# Extracted material
• • • •

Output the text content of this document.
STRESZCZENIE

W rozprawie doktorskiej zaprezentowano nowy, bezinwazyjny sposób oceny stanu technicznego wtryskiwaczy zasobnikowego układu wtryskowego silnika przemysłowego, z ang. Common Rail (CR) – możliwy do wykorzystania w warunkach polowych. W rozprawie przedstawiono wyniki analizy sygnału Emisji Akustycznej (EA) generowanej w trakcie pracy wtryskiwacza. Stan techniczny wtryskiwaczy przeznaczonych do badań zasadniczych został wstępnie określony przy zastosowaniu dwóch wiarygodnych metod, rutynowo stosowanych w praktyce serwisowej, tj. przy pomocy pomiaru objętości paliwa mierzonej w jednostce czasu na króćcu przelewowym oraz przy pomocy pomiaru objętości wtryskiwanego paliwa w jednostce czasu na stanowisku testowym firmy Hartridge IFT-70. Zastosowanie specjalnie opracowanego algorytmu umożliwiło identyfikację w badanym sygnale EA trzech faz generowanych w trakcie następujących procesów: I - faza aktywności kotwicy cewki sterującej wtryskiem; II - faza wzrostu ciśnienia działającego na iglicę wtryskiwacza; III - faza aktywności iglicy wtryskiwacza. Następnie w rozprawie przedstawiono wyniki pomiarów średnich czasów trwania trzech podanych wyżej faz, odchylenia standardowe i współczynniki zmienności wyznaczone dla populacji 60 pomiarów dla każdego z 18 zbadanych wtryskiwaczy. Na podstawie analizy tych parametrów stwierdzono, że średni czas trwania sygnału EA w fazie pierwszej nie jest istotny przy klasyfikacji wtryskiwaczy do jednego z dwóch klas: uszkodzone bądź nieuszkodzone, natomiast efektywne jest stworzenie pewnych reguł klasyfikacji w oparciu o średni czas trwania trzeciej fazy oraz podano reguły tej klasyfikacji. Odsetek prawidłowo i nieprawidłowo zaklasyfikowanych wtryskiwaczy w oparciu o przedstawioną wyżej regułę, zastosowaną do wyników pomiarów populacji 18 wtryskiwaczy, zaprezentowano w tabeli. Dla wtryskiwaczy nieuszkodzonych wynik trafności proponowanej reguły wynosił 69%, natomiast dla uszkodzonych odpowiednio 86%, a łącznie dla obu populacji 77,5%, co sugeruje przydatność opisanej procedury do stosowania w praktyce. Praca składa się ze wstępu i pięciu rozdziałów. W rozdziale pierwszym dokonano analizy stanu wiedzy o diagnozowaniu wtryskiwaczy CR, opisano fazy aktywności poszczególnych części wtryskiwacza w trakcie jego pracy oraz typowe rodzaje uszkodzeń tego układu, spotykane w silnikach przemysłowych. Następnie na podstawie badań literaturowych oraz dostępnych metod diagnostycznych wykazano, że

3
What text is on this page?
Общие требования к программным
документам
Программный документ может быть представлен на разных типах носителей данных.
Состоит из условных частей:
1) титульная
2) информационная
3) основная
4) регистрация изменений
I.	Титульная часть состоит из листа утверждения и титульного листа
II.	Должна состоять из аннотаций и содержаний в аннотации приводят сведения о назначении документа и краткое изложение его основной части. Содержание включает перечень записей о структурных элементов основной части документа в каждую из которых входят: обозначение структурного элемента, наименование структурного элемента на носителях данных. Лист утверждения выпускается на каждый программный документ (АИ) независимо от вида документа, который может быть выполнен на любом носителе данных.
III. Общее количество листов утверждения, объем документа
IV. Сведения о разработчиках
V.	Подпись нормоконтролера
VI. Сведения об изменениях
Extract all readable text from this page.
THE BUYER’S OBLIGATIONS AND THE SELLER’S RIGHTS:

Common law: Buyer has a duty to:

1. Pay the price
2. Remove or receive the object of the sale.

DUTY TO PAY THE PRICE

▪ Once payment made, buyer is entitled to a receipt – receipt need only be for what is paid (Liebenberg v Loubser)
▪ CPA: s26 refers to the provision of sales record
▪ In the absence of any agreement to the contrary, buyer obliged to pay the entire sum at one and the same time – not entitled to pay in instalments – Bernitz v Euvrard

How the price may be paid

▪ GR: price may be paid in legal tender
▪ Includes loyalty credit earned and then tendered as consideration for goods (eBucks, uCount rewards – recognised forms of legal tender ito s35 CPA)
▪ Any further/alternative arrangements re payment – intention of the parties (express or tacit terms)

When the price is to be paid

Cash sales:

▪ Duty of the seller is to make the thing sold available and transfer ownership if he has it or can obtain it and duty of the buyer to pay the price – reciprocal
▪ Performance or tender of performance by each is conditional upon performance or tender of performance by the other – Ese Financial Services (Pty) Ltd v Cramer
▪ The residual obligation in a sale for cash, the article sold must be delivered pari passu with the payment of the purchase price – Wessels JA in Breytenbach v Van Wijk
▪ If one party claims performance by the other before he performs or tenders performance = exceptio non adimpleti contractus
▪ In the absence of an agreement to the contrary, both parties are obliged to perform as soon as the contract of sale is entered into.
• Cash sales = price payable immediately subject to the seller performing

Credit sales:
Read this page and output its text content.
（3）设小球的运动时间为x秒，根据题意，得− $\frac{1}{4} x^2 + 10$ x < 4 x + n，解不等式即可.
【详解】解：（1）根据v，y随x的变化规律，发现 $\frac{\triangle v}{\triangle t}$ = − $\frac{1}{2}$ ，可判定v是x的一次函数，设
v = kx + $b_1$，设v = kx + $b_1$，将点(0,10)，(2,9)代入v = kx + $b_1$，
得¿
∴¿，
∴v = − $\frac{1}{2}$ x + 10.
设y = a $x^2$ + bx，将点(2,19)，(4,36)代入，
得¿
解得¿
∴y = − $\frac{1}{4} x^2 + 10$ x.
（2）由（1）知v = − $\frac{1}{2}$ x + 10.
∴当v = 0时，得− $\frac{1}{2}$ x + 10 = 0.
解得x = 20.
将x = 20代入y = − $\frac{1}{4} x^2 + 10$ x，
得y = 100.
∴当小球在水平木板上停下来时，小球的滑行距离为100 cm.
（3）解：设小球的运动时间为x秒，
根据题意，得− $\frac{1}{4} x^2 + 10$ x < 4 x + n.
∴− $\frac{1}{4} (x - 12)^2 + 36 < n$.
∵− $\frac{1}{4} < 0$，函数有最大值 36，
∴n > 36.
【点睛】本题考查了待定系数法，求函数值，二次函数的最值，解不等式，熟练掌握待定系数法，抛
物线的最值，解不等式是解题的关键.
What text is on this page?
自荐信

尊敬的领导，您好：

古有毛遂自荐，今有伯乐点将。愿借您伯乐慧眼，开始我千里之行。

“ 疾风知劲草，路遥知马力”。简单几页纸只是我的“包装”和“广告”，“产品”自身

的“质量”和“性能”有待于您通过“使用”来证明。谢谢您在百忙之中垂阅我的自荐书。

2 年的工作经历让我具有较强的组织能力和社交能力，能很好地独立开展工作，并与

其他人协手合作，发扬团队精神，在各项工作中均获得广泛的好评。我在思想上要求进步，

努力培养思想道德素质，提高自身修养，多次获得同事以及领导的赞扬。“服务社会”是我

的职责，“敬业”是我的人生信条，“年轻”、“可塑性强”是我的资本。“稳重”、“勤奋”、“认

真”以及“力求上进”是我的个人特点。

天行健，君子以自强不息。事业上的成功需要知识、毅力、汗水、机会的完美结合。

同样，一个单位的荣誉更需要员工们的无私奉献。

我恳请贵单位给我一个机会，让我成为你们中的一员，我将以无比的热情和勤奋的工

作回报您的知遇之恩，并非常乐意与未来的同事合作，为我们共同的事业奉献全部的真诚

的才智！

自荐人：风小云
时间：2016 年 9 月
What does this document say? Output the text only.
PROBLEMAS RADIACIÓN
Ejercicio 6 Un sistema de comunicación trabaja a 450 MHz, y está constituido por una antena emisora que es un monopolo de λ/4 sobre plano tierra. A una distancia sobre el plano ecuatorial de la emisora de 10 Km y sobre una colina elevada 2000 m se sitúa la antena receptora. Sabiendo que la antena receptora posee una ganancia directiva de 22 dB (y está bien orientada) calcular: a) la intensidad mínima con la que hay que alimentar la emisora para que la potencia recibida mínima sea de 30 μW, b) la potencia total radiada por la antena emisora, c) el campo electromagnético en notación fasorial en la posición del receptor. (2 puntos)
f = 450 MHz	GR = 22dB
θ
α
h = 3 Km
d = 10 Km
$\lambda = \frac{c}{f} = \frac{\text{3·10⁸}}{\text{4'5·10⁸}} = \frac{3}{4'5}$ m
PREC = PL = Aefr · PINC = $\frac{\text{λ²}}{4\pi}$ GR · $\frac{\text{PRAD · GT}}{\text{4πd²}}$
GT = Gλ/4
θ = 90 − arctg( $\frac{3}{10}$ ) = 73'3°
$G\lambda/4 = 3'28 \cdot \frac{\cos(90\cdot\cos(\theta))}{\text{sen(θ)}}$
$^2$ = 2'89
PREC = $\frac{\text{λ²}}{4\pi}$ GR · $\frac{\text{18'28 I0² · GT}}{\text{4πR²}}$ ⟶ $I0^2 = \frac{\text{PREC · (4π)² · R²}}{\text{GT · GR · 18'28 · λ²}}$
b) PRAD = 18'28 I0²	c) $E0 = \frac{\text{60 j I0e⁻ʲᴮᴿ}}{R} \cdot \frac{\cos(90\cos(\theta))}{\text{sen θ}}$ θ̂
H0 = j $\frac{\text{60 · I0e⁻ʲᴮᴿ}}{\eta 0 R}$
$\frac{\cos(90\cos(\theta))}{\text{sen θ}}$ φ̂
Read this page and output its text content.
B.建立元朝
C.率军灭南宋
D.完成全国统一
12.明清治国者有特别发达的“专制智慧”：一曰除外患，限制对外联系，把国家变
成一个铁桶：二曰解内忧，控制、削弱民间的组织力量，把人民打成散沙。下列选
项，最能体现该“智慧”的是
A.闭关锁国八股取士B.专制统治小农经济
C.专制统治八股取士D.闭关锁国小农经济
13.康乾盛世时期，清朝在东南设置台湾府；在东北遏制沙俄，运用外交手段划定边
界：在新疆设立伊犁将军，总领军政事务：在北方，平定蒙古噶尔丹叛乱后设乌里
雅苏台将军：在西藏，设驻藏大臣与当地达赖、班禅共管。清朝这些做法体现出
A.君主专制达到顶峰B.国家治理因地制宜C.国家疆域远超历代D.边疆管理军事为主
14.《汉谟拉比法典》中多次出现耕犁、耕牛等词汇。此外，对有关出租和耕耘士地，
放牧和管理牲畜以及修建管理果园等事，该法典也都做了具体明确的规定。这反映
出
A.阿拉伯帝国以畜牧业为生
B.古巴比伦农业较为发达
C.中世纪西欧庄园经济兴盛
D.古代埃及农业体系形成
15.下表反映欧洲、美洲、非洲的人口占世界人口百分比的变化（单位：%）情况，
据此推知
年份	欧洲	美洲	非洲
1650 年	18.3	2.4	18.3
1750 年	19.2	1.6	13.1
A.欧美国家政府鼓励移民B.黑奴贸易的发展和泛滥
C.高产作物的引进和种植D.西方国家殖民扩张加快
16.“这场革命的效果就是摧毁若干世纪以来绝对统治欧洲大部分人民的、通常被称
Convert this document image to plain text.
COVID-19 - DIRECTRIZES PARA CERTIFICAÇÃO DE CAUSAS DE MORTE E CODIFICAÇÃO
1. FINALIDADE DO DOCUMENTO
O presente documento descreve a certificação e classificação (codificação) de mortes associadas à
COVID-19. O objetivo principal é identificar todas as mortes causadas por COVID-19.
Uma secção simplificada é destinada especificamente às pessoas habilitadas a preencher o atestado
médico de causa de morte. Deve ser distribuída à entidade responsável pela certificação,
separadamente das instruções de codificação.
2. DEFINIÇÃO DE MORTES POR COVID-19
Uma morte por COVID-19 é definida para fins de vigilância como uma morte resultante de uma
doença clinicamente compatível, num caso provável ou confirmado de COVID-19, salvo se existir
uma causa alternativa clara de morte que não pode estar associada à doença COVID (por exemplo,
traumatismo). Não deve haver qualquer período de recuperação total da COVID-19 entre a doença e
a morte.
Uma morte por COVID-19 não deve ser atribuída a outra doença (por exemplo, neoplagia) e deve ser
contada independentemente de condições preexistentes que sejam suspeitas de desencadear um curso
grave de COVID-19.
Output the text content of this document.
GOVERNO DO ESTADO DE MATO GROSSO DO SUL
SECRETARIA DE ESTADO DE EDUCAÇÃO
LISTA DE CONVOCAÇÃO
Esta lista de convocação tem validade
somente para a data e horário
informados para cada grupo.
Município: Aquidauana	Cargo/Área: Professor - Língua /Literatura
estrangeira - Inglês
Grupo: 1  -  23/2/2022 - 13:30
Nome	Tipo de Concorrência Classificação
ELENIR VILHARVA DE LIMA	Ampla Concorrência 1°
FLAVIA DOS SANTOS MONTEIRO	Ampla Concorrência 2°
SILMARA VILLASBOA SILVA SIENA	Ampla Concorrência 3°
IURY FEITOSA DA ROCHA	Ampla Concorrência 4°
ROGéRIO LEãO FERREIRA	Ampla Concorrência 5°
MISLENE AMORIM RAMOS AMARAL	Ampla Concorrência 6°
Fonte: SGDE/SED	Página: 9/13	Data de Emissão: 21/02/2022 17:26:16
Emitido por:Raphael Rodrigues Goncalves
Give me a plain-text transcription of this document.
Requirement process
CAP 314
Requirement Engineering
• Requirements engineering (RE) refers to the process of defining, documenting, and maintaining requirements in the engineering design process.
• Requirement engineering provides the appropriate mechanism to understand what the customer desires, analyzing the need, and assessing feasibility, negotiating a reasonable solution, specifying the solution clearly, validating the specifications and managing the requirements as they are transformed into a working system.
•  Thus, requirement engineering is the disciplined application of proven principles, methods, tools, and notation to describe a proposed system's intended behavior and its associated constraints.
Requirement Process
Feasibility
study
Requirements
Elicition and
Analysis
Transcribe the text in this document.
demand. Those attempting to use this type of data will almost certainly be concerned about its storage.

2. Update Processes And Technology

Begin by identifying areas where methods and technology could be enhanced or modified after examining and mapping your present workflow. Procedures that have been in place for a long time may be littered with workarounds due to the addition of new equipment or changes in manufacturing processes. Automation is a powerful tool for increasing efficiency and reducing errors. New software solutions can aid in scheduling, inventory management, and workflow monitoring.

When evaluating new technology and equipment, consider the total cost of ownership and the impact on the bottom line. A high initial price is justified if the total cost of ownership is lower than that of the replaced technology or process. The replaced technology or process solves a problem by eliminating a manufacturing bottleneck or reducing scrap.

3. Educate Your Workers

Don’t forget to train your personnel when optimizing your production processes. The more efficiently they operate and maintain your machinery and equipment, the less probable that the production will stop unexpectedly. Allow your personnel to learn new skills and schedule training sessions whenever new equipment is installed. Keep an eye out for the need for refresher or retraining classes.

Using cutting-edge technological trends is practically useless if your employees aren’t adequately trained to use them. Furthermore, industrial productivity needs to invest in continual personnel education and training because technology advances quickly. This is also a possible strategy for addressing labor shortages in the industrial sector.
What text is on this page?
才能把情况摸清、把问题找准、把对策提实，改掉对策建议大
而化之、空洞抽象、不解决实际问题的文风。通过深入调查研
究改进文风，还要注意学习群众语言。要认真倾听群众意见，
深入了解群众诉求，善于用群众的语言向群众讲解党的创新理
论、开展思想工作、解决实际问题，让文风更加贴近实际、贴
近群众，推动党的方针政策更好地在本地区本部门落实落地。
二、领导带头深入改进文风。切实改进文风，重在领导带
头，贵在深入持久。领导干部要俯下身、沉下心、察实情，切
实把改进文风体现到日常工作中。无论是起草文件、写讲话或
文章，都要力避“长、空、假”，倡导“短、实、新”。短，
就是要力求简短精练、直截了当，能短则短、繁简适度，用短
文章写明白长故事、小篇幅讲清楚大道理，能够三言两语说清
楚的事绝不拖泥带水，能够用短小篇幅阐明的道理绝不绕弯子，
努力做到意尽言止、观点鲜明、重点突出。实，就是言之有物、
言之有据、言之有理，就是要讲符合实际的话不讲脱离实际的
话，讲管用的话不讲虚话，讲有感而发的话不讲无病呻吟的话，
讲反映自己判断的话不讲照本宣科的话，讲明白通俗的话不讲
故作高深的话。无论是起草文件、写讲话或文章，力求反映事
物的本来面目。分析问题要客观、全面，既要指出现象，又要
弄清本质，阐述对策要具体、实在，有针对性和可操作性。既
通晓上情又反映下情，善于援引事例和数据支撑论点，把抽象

• • • •

# What you have to do
Review the preceding data and report every line that includes the string "reducing".

# Problem solution
Begin by identifying areas where methods and technology could be enhanced or modified after examining and mapping your present workflow. Procedures that have been in place for a long time may be littered with workarounds due to the addition of new equipment or changes in manufacturing processes. Automation is a powerful tool for increasing efficiency and reducing errors. New software solutions can aid in scheduling, inventory management, and workflow monitoring.
When evaluating new technology and equipment, consider the total cost of ownership and the impact on the bottom line. A high initial price is justified if the total cost of ownership is lower than that of the replaced technology or process. The replaced technology or process solves a problem by eliminating a manufacturing bottleneck or reducing scrap.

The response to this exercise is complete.